THE PROBLEM ->
Set down each entry again exactly as written.

SOURCE INFORMATION ->
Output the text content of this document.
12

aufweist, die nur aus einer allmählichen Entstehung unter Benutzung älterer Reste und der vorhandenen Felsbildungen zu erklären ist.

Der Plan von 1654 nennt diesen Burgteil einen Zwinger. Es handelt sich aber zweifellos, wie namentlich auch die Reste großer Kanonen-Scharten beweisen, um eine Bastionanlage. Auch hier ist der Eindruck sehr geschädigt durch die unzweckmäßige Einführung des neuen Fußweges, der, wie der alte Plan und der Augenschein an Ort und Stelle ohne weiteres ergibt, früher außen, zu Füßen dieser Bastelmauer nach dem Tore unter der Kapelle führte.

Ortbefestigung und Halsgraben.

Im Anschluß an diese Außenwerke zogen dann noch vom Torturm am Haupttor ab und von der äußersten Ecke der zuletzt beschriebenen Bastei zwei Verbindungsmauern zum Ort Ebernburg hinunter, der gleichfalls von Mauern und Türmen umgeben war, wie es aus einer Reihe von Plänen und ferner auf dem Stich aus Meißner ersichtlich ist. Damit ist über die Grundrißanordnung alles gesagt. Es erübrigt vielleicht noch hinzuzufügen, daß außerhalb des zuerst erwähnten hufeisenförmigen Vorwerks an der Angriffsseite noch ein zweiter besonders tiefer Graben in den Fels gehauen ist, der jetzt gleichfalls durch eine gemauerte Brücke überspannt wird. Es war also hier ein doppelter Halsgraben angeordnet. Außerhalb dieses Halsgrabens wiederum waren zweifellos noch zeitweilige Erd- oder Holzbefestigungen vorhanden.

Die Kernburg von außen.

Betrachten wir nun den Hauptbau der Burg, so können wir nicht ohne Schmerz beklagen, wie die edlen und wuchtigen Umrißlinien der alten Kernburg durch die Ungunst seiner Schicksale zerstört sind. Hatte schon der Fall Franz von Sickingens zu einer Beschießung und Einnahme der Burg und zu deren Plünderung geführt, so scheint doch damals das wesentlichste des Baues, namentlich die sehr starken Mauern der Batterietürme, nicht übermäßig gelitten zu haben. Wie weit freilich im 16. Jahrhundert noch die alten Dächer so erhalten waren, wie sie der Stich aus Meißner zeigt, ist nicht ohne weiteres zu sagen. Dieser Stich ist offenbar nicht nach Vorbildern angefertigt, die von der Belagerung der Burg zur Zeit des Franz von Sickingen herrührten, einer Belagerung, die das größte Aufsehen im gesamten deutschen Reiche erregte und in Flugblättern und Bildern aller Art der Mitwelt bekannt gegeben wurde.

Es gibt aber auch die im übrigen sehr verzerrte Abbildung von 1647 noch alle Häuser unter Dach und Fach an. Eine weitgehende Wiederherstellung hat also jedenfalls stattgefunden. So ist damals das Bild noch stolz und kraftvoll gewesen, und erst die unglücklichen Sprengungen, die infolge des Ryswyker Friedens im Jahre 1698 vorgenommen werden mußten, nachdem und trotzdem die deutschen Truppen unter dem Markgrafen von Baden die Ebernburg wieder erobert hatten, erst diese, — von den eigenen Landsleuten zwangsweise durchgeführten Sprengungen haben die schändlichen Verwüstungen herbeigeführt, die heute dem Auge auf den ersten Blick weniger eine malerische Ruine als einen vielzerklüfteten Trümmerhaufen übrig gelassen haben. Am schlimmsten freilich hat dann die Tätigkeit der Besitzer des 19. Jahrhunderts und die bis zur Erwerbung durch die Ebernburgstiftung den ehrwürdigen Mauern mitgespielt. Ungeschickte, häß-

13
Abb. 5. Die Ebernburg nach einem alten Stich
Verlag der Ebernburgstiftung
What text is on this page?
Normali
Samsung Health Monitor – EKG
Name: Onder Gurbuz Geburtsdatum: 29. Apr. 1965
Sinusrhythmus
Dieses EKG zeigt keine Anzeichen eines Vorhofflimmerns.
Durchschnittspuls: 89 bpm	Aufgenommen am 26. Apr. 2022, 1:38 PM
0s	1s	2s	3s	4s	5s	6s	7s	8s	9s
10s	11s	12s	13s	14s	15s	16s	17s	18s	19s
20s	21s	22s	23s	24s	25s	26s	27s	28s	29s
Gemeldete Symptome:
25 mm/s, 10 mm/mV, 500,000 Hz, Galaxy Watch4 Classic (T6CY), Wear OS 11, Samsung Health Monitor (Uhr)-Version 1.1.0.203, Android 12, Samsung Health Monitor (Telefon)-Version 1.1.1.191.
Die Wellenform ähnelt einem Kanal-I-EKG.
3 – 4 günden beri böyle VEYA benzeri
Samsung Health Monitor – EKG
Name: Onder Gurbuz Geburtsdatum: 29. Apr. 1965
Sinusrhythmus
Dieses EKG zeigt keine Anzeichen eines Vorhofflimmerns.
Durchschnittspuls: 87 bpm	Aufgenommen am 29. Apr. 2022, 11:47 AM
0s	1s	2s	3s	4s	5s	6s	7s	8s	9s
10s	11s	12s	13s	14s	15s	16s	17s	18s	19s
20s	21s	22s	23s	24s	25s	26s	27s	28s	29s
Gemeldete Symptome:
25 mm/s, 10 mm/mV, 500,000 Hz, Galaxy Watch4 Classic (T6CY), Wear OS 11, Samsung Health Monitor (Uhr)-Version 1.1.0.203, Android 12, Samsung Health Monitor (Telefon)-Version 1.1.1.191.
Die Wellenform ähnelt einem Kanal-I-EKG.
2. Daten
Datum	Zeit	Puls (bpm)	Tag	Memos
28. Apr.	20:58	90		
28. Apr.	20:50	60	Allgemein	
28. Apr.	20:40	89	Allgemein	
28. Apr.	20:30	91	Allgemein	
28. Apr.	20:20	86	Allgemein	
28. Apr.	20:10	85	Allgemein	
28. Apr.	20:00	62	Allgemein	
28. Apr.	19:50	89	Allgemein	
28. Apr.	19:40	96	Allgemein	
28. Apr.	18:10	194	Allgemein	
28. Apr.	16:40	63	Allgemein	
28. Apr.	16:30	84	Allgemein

ANSWER FOR THE TASK ->
Output the text content of this document.
12

aufweist, die nur aus einer allmählichen Entstehung unter Benutzung älterer Reste und der vorhandenen Felsbildungen zu erklären ist.

Der Plan von 1654 nennt diesen Burgteil einen Zwinger. Es handelt sich aber zweifellos, wie namentlich auch die Reste großer Kanonen-Scharten beweisen, um eine Bastionanlage. Auch hier ist der Eindruck sehr geschädigt durch die unzweckmäßige Einführung des neuen Fußweges, der, wie der alte Plan und der Augenschein an Ort und Stelle ohne weiteres ergibt, früher außen, zu Füßen dieser Bastelmauer nach dem Tore unter der Kapelle führte.

Ortbefestigung und Halsgraben.

Im Anschluß an diese Außenwerke zogen dann noch vom Torturm am Haupttor ab und von der äußersten Ecke der zuletzt beschriebenen Bastei zwei Verbindungsmauern zum Ort Ebernburg hinunter, der gleichfalls von Mauern und Türmen umgeben war, wie es aus einer Reihe von Plänen und ferner auf dem Stich aus Meißner ersichtlich ist. Damit ist über die Grundrißanordnung alles gesagt. Es erübrigt vielleicht noch hinzuzufügen, daß außerhalb des zuerst erwähnten hufeisenförmigen Vorwerks an der Angriffsseite noch ein zweiter besonders tiefer Graben in den Fels gehauen ist, der jetzt gleichfalls durch eine gemauerte Brücke überspannt wird. Es war also hier ein doppelter Halsgraben angeordnet. Außerhalb dieses Halsgrabens wiederum waren zweifellos noch zeitweilige Erd- oder Holzbefestigungen vorhanden.

Die Kernburg von außen.

Betrachten wir nun den Hauptbau der Burg, so können wir nicht ohne Schmerz beklagen, wie die edlen und wuchtigen Umrißlinien der alten Kernburg durch die Ungunst seiner Schicksale zerstört sind. Hatte schon der Fall Franz von Sickingens zu einer Beschießung und Einnahme der Burg und zu deren Plünderung geführt, so scheint doch damals das wesentlichste des Baues, namentlich die sehr starken Mauern der Batterietürme, nicht übermäßig gelitten zu haben. Wie weit freilich im 16. Jahrhundert noch die alten Dächer so erhalten waren, wie sie der Stich aus Meißner zeigt, ist nicht ohne weiteres zu sagen. Dieser Stich ist offenbar nicht nach Vorbildern angefertigt, die von der Belagerung der Burg zur Zeit des Franz von Sickingen herrührten, einer Belagerung, die das größte Aufsehen im gesamten deutschen Reiche erregte und in Flugblättern und Bildern aller Art der Mitwelt bekannt gegeben wurde.

Es gibt aber auch die im übrigen sehr verzerrte Abbildung von 1647 noch alle Häuser unter Dach und Fach an. Eine weitgehende Wiederherstellung hat also jedenfalls stattgefunden. So ist damals das Bild noch stolz und kraftvoll gewesen, und erst die unglücklichen Sprengungen, die infolge des Ryswyker Friedens im Jahre 1698 vorgenommen werden mußten, nachdem und trotzdem die deutschen Truppen unter dem Markgrafen von Baden die Ebernburg wieder erobert hatten, erst diese, — von den eigenen Landsleuten zwangsweise durchgeführten Sprengungen haben die schändlichen Verwüstungen herbeigeführt, die heute dem Auge auf den ersten Blick weniger eine malerische Ruine als einen vielzerklüfteten Trümmerhaufen übrig gelassen haben. Am schlimmsten freilich hat dann die Tätigkeit der Besitzer des 19. Jahrhunderts und die bis zur Erwerbung durch die Ebernburgstiftung den ehrwürdigen Mauern mitgespielt. Ungeschickte, häß-

13
Abb. 5. Die Ebernburg nach einem alten Stich
Verlag der Ebernburgstiftung
What text is on this page?
Normali
Samsung Health Monitor – EKG
Name: Onder Gurbuz Geburtsdatum: 29. Apr. 1965
Sinusrhythmus
Dieses EKG zeigt keine Anzeichen eines Vorhofflimmerns.
Durchschnittspuls: 89 bpm	Aufgenommen am 26. Apr. 2022, 1:38 PM
0s	1s	2s	3s	4s	5s	6s	7s	8s	9s
10s	11s	12s	13s	14s	15s	16s	17s	18s	19s
20s	21s	22s	23s	24s	25s	26s	27s	28s	29s
Gemeldete Symptome:
25 mm/s, 10 mm/mV, 500,000 Hz, Galaxy Watch4 Classic (T6CY), Wear OS 11, Samsung Health Monitor (Uhr)-Version 1.1.0.203, Android 12, Samsung Health Monitor (Telefon)-Version 1.1.1.191.
Die Wellenform ähnelt einem Kanal-I-EKG.
3 – 4 günden beri böyle VEYA benzeri
Samsung Health Monitor – EKG
Name: Onder Gurbuz Geburtsdatum: 29. Apr. 1965
Sinusrhythmus
Dieses EKG zeigt keine Anzeichen eines Vorhofflimmerns.
Durchschnittspuls: 87 bpm	Aufgenommen am 29. Apr. 2022, 11:47 AM
0s	1s	2s	3s	4s	5s	6s	7s	8s	9s
10s	11s	12s	13s	14s	15s	16s	17s	18s	19s
20s	21s	22s	23s	24s	25s	26s	27s	28s	29s
Gemeldete Symptome:
25 mm/s, 10 mm/mV, 500,000 Hz, Galaxy Watch4 Classic (T6CY), Wear OS 11, Samsung Health Monitor (Uhr)-Version 1.1.0.203, Android 12, Samsung Health Monitor (Telefon)-Version 1.1.1.191.
Die Wellenform ähnelt einem Kanal-I-EKG.
2. Daten
Datum	Zeit	Puls (bpm)	Tag	Memos
28. Apr.	20:58	90		
28. Apr.	20:50	60	Allgemein	
28. Apr.	20:40	89	Allgemein	
28. Apr.	20:30	91	Allgemein	
28. Apr.	20:20	86	Allgemein	
28. Apr.	20:10	85	Allgemein	
28. Apr.	20:00	62	Allgemein	
28. Apr.	19:50	89	Allgemein	
28. Apr.	19:40	96	Allgemein	
28. Apr.	18:10	194	Allgemein	
28. Apr.	16:40	63	Allgemein	
28. Apr.	16:30	84	Allgemein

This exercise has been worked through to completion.